_DIRECTIVE:_ Write out the listing below word for word, keeping every line unchanged and in order.

___ ITEMS ___

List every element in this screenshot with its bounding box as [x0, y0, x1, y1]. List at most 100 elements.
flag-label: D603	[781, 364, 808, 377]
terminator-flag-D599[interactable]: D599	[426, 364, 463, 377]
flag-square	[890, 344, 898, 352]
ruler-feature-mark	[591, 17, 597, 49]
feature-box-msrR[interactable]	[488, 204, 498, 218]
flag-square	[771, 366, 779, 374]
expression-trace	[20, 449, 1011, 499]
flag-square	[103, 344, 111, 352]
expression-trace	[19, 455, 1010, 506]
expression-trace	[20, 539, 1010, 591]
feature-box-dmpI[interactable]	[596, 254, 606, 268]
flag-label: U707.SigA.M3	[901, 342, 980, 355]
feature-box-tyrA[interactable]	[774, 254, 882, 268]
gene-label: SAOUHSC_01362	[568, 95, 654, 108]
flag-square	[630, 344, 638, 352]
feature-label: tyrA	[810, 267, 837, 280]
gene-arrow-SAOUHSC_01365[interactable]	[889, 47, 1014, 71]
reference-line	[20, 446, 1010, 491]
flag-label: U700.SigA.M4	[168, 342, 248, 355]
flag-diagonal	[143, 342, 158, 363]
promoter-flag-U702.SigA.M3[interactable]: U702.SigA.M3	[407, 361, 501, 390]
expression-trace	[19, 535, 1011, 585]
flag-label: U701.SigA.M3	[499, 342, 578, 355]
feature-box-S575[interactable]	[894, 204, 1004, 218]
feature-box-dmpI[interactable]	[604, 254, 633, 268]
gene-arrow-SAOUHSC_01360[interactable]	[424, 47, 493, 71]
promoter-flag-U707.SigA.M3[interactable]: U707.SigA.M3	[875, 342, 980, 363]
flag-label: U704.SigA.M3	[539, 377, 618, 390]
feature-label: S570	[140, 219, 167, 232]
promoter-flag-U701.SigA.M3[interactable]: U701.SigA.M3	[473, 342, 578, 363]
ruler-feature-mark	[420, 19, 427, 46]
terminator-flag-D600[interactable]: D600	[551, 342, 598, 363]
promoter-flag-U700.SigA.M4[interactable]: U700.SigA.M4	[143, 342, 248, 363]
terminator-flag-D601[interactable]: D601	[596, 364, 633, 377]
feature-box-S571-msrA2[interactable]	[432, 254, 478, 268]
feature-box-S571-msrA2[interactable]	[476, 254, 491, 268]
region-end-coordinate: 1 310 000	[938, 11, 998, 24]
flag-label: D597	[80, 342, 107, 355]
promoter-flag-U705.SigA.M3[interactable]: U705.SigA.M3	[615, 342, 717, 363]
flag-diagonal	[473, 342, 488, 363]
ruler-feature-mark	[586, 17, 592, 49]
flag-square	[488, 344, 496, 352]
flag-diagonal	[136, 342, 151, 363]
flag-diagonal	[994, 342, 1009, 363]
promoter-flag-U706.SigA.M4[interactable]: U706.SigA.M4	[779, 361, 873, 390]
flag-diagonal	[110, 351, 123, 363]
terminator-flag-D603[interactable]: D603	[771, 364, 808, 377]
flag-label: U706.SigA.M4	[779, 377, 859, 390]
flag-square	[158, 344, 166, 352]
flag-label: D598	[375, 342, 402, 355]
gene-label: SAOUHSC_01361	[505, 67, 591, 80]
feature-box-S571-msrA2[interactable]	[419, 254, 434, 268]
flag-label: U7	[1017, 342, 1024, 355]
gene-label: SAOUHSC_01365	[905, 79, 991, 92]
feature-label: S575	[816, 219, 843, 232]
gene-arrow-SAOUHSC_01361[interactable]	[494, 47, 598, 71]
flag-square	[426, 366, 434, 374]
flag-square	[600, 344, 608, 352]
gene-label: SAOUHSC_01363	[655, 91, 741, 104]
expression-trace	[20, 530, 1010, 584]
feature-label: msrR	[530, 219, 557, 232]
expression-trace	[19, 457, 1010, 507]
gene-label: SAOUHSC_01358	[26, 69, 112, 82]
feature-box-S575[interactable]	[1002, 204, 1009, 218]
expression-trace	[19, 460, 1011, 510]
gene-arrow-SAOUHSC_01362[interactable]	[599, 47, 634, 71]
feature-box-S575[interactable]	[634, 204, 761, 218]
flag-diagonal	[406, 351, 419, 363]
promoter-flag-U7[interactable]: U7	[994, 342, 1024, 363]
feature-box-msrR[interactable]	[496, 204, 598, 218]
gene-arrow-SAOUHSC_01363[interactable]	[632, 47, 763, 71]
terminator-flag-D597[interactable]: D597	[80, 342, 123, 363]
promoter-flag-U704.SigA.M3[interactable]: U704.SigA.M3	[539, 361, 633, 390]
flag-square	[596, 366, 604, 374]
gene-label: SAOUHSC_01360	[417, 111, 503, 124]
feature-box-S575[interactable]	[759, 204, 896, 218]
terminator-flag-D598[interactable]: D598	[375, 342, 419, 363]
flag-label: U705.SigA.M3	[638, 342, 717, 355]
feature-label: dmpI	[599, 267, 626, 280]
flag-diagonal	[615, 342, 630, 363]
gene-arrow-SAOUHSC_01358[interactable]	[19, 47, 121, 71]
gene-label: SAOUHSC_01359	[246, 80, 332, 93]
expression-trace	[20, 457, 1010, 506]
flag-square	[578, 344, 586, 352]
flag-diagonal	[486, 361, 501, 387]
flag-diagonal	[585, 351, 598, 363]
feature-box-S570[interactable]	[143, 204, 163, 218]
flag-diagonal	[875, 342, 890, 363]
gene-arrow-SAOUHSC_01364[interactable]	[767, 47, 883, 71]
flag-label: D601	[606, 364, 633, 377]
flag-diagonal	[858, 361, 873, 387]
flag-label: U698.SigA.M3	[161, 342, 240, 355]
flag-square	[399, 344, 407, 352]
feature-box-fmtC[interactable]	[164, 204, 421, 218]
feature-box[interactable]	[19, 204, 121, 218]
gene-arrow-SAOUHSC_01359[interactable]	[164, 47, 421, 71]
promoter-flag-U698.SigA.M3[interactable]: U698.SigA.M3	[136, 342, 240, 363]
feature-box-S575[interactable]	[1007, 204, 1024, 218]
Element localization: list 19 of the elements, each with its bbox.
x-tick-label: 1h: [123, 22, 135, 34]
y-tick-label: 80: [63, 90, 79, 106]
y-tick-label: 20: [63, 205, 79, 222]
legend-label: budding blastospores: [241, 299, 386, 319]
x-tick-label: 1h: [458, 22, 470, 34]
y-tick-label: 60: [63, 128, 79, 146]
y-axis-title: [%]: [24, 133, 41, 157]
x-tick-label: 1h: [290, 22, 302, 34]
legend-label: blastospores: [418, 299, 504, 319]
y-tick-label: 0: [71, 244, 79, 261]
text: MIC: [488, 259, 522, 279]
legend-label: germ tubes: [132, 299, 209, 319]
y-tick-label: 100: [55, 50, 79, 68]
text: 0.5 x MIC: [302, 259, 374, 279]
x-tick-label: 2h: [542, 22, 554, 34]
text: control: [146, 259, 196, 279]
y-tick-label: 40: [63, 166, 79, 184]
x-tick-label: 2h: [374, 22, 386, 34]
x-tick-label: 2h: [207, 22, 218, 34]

___

_WRITTEN SOLUTION:_
List every element in this screenshot with its bounding box as [x0, y0, x1, y1]. List at most 100 elements.
flag-label: D603	[781, 364, 808, 377]
terminator-flag-D599[interactable]: D599	[426, 364, 463, 377]
flag-square	[890, 344, 898, 352]
ruler-feature-mark	[591, 17, 597, 49]
feature-box-msrR[interactable]	[488, 204, 498, 218]
flag-square	[771, 366, 779, 374]
expression-trace	[20, 449, 1011, 499]
flag-square	[103, 344, 111, 352]
expression-trace	[19, 455, 1010, 506]
expression-trace	[20, 539, 1010, 591]
feature-box-dmpI[interactable]	[596, 254, 606, 268]
flag-label: U707.SigA.M3	[901, 342, 980, 355]
feature-box-tyrA[interactable]	[774, 254, 882, 268]
gene-label: SAOUHSC_01362	[568, 95, 654, 108]
flag-square	[630, 344, 638, 352]
feature-label: tyrA	[810, 267, 837, 280]
gene-arrow-SAOUHSC_01365[interactable]	[889, 47, 1014, 71]
reference-line	[20, 446, 1010, 491]
flag-label: U700.SigA.M4	[168, 342, 248, 355]
flag-diagonal	[143, 342, 158, 363]
promoter-flag-U702.SigA.M3[interactable]: U702.SigA.M3	[407, 361, 501, 390]
expression-trace	[19, 535, 1011, 585]
flag-label: U701.SigA.M3	[499, 342, 578, 355]
feature-box-S575[interactable]	[894, 204, 1004, 218]
feature-box-dmpI[interactable]	[604, 254, 633, 268]
gene-arrow-SAOUHSC_01360[interactable]	[424, 47, 493, 71]
promoter-flag-U707.SigA.M3[interactable]: U707.SigA.M3	[875, 342, 980, 363]
flag-label: U704.SigA.M3	[539, 377, 618, 390]
feature-label: S570	[140, 219, 167, 232]
promoter-flag-U701.SigA.M3[interactable]: U701.SigA.M3	[473, 342, 578, 363]
ruler-feature-mark	[420, 19, 427, 46]
terminator-flag-D600[interactable]: D600	[551, 342, 598, 363]
promoter-flag-U700.SigA.M4[interactable]: U700.SigA.M4	[143, 342, 248, 363]
terminator-flag-D601[interactable]: D601	[596, 364, 633, 377]
feature-box-S571-msrA2[interactable]	[432, 254, 478, 268]
feature-box-S571-msrA2[interactable]	[476, 254, 491, 268]
region-end-coordinate: 1 310 000	[938, 11, 998, 24]
flag-label: D597	[80, 342, 107, 355]
promoter-flag-U705.SigA.M3[interactable]: U705.SigA.M3	[615, 342, 717, 363]
flag-diagonal	[473, 342, 488, 363]
ruler-feature-mark	[586, 17, 592, 49]
flag-square	[488, 344, 496, 352]
flag-diagonal	[136, 342, 151, 363]
flag-diagonal	[994, 342, 1009, 363]
promoter-flag-U706.SigA.M4[interactable]: U706.SigA.M4	[779, 361, 873, 390]
flag-diagonal	[110, 351, 123, 363]
terminator-flag-D603[interactable]: D603	[771, 364, 808, 377]
flag-label: U706.SigA.M4	[779, 377, 859, 390]
flag-square	[158, 344, 166, 352]
flag-label: D598	[375, 342, 402, 355]
gene-label: SAOUHSC_01361	[505, 67, 591, 80]
feature-box-S571-msrA2[interactable]	[419, 254, 434, 268]
flag-label: U7	[1017, 342, 1024, 355]
gene-label: SAOUHSC_01365	[905, 79, 991, 92]
feature-label: S575	[816, 219, 843, 232]
gene-arrow-SAOUHSC_01361[interactable]	[494, 47, 598, 71]
flag-square	[426, 366, 434, 374]
flag-square	[600, 344, 608, 352]
gene-label: SAOUHSC_01363	[655, 91, 741, 104]
expression-trace	[20, 530, 1010, 584]
feature-label: msrR	[530, 219, 557, 232]
expression-trace	[19, 457, 1010, 507]
gene-label: SAOUHSC_01358	[26, 69, 112, 82]
feature-box-S575[interactable]	[1002, 204, 1009, 218]
expression-trace	[19, 460, 1011, 510]
gene-arrow-SAOUHSC_01362[interactable]	[599, 47, 634, 71]
feature-box-S575[interactable]	[634, 204, 761, 218]
flag-diagonal	[406, 351, 419, 363]
promoter-flag-U7[interactable]: U7	[994, 342, 1024, 363]
feature-box-msrR[interactable]	[496, 204, 598, 218]
gene-arrow-SAOUHSC_01363[interactable]	[632, 47, 763, 71]
terminator-flag-D597[interactable]: D597	[80, 342, 123, 363]
promoter-flag-U704.SigA.M3[interactable]: U704.SigA.M3	[539, 361, 633, 390]
flag-square	[596, 366, 604, 374]
gene-label: SAOUHSC_01360	[417, 111, 503, 124]
feature-box-S575[interactable]	[759, 204, 896, 218]
terminator-flag-D598[interactable]: D598	[375, 342, 419, 363]
flag-label: U705.SigA.M3	[638, 342, 717, 355]
feature-label: dmpI	[599, 267, 626, 280]
flag-diagonal	[615, 342, 630, 363]
gene-arrow-SAOUHSC_01358[interactable]	[19, 47, 121, 71]
gene-label: SAOUHSC_01359	[246, 80, 332, 93]
expression-trace	[20, 457, 1010, 506]
flag-square	[578, 344, 586, 352]
flag-diagonal	[486, 361, 501, 387]
flag-diagonal	[585, 351, 598, 363]
feature-box-S570[interactable]	[143, 204, 163, 218]
flag-diagonal	[875, 342, 890, 363]
gene-arrow-SAOUHSC_01364[interactable]	[767, 47, 883, 71]
flag-label: D601	[606, 364, 633, 377]
flag-diagonal	[858, 361, 873, 387]
flag-label: U698.SigA.M3	[161, 342, 240, 355]
flag-square	[399, 344, 407, 352]
feature-box-fmtC[interactable]	[164, 204, 421, 218]
feature-box[interactable]	[19, 204, 121, 218]
gene-arrow-SAOUHSC_01359[interactable]	[164, 47, 421, 71]
promoter-flag-U698.SigA.M3[interactable]: U698.SigA.M3	[136, 342, 240, 363]
feature-box-S575[interactable]	[1007, 204, 1024, 218]
Element localization: list 19 of the elements, each with its bbox.
x-tick-label: 1h: [123, 22, 135, 34]
y-tick-label: 80: [63, 90, 79, 106]
y-tick-label: 20: [63, 205, 79, 222]
legend-label: budding blastospores: [241, 299, 386, 319]
x-tick-label: 1h: [458, 22, 470, 34]
y-tick-label: 60: [63, 128, 79, 146]
y-axis-title: [%]: [24, 133, 41, 157]
x-tick-label: 1h: [290, 22, 302, 34]
legend-label: blastospores: [418, 299, 504, 319]
y-tick-label: 0: [71, 244, 79, 261]
text: MIC: [488, 259, 522, 279]
legend-label: germ tubes: [132, 299, 209, 319]
y-tick-label: 100: [55, 50, 79, 68]
text: 0.5 x MIC: [302, 259, 374, 279]
x-tick-label: 2h: [542, 22, 554, 34]
text: control: [146, 259, 196, 279]
y-tick-label: 40: [63, 166, 79, 184]
x-tick-label: 2h: [374, 22, 386, 34]
x-tick-label: 2h: [207, 22, 218, 34]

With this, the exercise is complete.